▶ Aim of the task: Extract, exactly as written, the line that contains "What's the underlying" and all lines after it through the end of the records. Omit pictures.
%%
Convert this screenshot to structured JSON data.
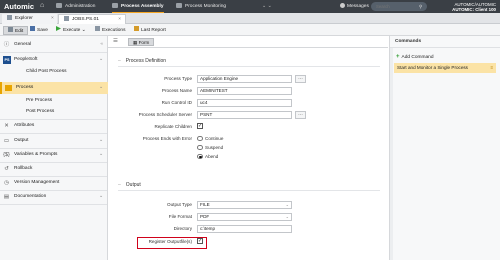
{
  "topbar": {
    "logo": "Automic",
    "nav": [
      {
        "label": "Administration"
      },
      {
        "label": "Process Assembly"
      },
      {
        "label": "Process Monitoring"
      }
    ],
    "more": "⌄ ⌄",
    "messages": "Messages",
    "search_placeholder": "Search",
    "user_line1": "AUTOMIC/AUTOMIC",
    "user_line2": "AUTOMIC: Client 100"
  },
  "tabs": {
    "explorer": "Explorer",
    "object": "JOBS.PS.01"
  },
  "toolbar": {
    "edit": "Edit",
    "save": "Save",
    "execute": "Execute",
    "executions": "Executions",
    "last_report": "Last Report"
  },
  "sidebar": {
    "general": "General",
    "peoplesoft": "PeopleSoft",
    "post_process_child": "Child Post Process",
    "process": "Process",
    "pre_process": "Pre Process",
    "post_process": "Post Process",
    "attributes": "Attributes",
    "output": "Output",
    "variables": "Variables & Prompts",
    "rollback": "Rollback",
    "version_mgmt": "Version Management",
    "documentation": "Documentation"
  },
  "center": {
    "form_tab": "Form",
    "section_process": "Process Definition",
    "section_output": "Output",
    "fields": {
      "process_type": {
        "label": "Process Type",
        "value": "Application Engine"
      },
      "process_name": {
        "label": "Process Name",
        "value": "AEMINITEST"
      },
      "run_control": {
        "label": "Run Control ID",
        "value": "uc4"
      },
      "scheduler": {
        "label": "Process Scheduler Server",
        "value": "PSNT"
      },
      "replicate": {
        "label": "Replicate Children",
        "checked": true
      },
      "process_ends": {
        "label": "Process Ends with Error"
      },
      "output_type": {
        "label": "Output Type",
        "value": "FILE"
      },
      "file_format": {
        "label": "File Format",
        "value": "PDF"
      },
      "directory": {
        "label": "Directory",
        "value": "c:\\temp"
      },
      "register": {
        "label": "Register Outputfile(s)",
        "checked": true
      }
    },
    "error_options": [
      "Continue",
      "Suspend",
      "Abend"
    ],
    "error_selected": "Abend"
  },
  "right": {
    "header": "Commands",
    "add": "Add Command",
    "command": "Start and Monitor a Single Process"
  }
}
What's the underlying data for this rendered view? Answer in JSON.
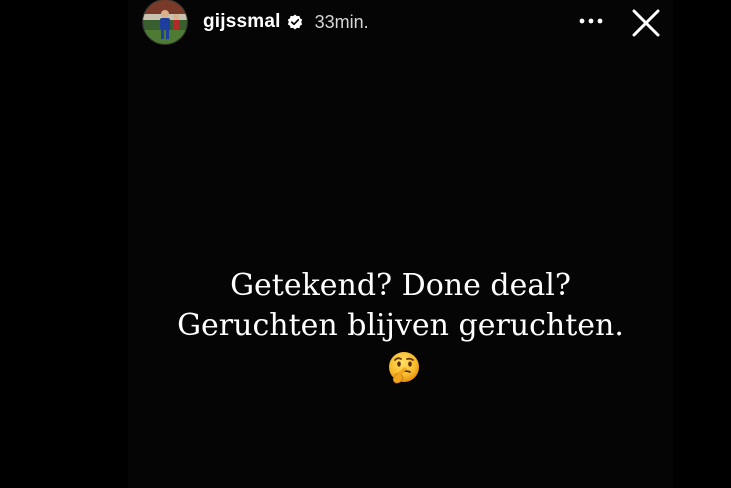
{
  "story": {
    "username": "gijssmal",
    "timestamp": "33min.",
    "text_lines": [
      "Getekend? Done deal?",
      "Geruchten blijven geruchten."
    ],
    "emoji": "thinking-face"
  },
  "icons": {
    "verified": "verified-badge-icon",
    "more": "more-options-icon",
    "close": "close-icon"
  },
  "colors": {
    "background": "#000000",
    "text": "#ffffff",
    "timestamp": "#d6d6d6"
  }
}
%%
▶ Result of this exercise:
What's the underlying data for this rendered view? Answer in JSON.
{
  "story": {
    "username": "gijssmal",
    "timestamp": "33min.",
    "text_lines": [
      "Getekend? Done deal?",
      "Geruchten blijven geruchten."
    ],
    "emoji": "thinking-face"
  },
  "icons": {
    "verified": "verified-badge-icon",
    "more": "more-options-icon",
    "close": "close-icon"
  },
  "colors": {
    "background": "#000000",
    "text": "#ffffff",
    "timestamp": "#d6d6d6"
  }
}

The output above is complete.